◆ **AIM OF THE TASK**
Reproduce the records below in full and without edits, omitting images.
___ SUPPLIED ENTRIES ___
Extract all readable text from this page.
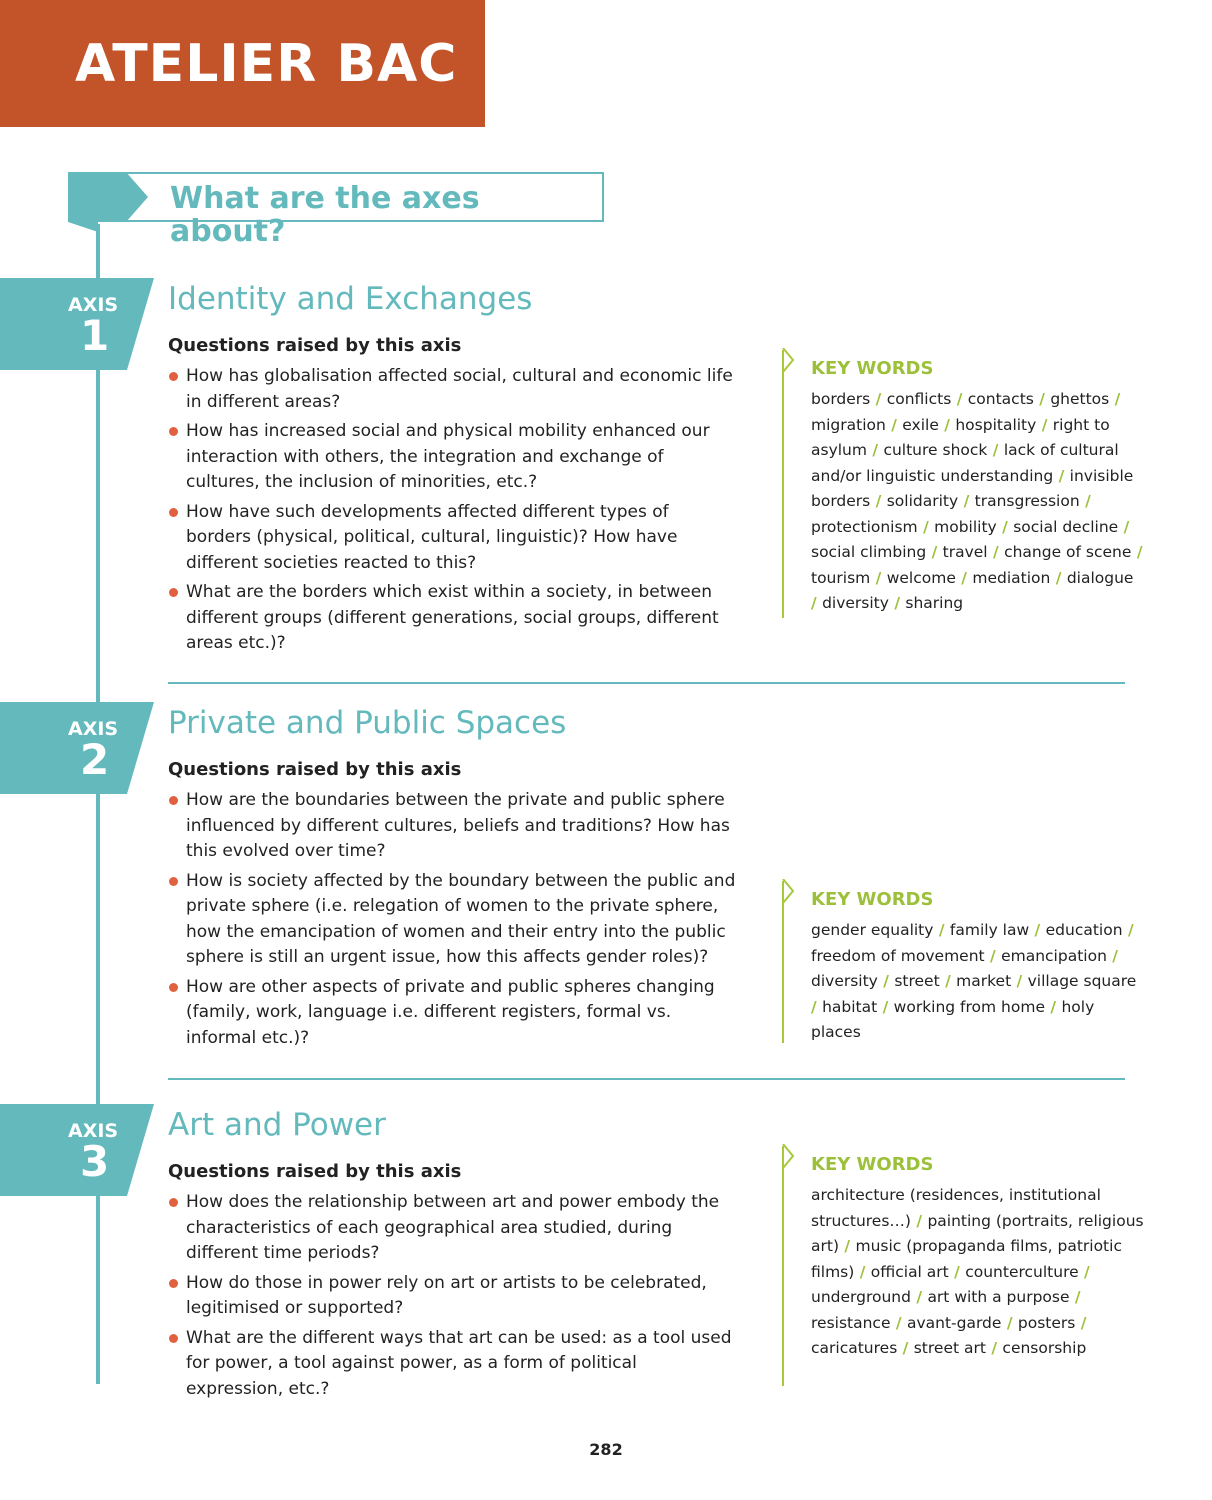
ATELIER BAC
What are the axes about?
AXIS
1
Identity and Exchanges
Questions raised by this axis
How has globalisation affected social, cultural and economic life in different areas?
How has increased social and physical mobility enhanced our interaction with others, the integration and exchange of cultures, the inclusion of minorities, etc.?
How have such developments affected different types of borders (physical, political, cultural, linguistic)? How have different societies reacted to this?
What are the borders which exist within a society, in between different groups (different generations, social groups, different areas etc.)?
KEY WORDS
borders / conflicts / contacts / ghettos / migration / exile / hospitality / right to asylum / culture shock / lack of cultural and/or linguistic understanding / invisible borders / solidarity / transgression / protectionism / mobility / social decline / social climbing / travel / change of scene / tourism / welcome / mediation / dialogue / diversity / sharing
AXIS
2
Private and Public Spaces
Questions raised by this axis
How are the boundaries between the private and public sphere influenced by different cultures, beliefs and traditions? How has this evolved over time?
How is society affected by the boundary between the public and private sphere (i.e. relegation of women to the private sphere, how the emancipation of women and their entry into the public sphere is still an urgent issue, how this affects gender roles)?
How are other aspects of private and public spheres changing (family, work, language i.e. different registers, formal vs. informal etc.)?
KEY WORDS
gender equality / family law / education / freedom of movement / emancipation / diversity / street / market / village square / habitat / working from home / holy places
AXIS
3
Art and Power
Questions raised by this axis
How does the relationship between art and power embody the characteristics of each geographical area studied, during different time periods?
How do those in power rely on art or artists to be celebrated, legitimised or supported?
What are the different ways that art can be used: as a tool used for power, a tool against power, as a form of political expression, etc.?
KEY WORDS
architecture (residences, institutional structures…) / painting (portraits, religious art) / music (propaganda films, patriotic films) / official art / counterculture / underground / art with a purpose / resistance / avant-garde / posters / caricatures / street art / censorship
282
___
◆ **RIGHT ANSWER**
Extract all readable text from this page.
ATELIER BAC
What are the axes about?
AXIS
1
Identity and Exchanges
Questions raised by this axis
How has globalisation affected social, cultural and economic life in different areas?
How has increased social and physical mobility enhanced our interaction with others, the integration and exchange of cultures, the inclusion of minorities, etc.?
How have such developments affected different types of borders (physical, political, cultural, linguistic)? How have different societies reacted to this?
What are the borders which exist within a society, in between different groups (different generations, social groups, different areas etc.)?
KEY WORDS
borders / conflicts / contacts / ghettos / migration / exile / hospitality / right to asylum / culture shock / lack of cultural and/or linguistic understanding / invisible borders / solidarity / transgression / protectionism / mobility / social decline / social climbing / travel / change of scene / tourism / welcome / mediation / dialogue / diversity / sharing
AXIS
2
Private and Public Spaces
Questions raised by this axis
How are the boundaries between the private and public sphere influenced by different cultures, beliefs and traditions? How has this evolved over time?
How is society affected by the boundary between the public and private sphere (i.e. relegation of women to the private sphere, how the emancipation of women and their entry into the public sphere is still an urgent issue, how this affects gender roles)?
How are other aspects of private and public spheres changing (family, work, language i.e. different registers, formal vs. informal etc.)?
KEY WORDS
gender equality / family law / education / freedom of movement / emancipation / diversity / street / market / village square / habitat / working from home / holy places
AXIS
3
Art and Power
Questions raised by this axis
How does the relationship between art and power embody the characteristics of each geographical area studied, during different time periods?
How do those in power rely on art or artists to be celebrated, legitimised or supported?
What are the different ways that art can be used: as a tool used for power, a tool against power, as a form of political expression, etc.?
KEY WORDS
architecture (residences, institutional structures…) / painting (portraits, religious art) / music (propaganda films, patriotic films) / official art / counterculture / underground / art with a purpose / resistance / avant-garde / posters / caricatures / street art / censorship
282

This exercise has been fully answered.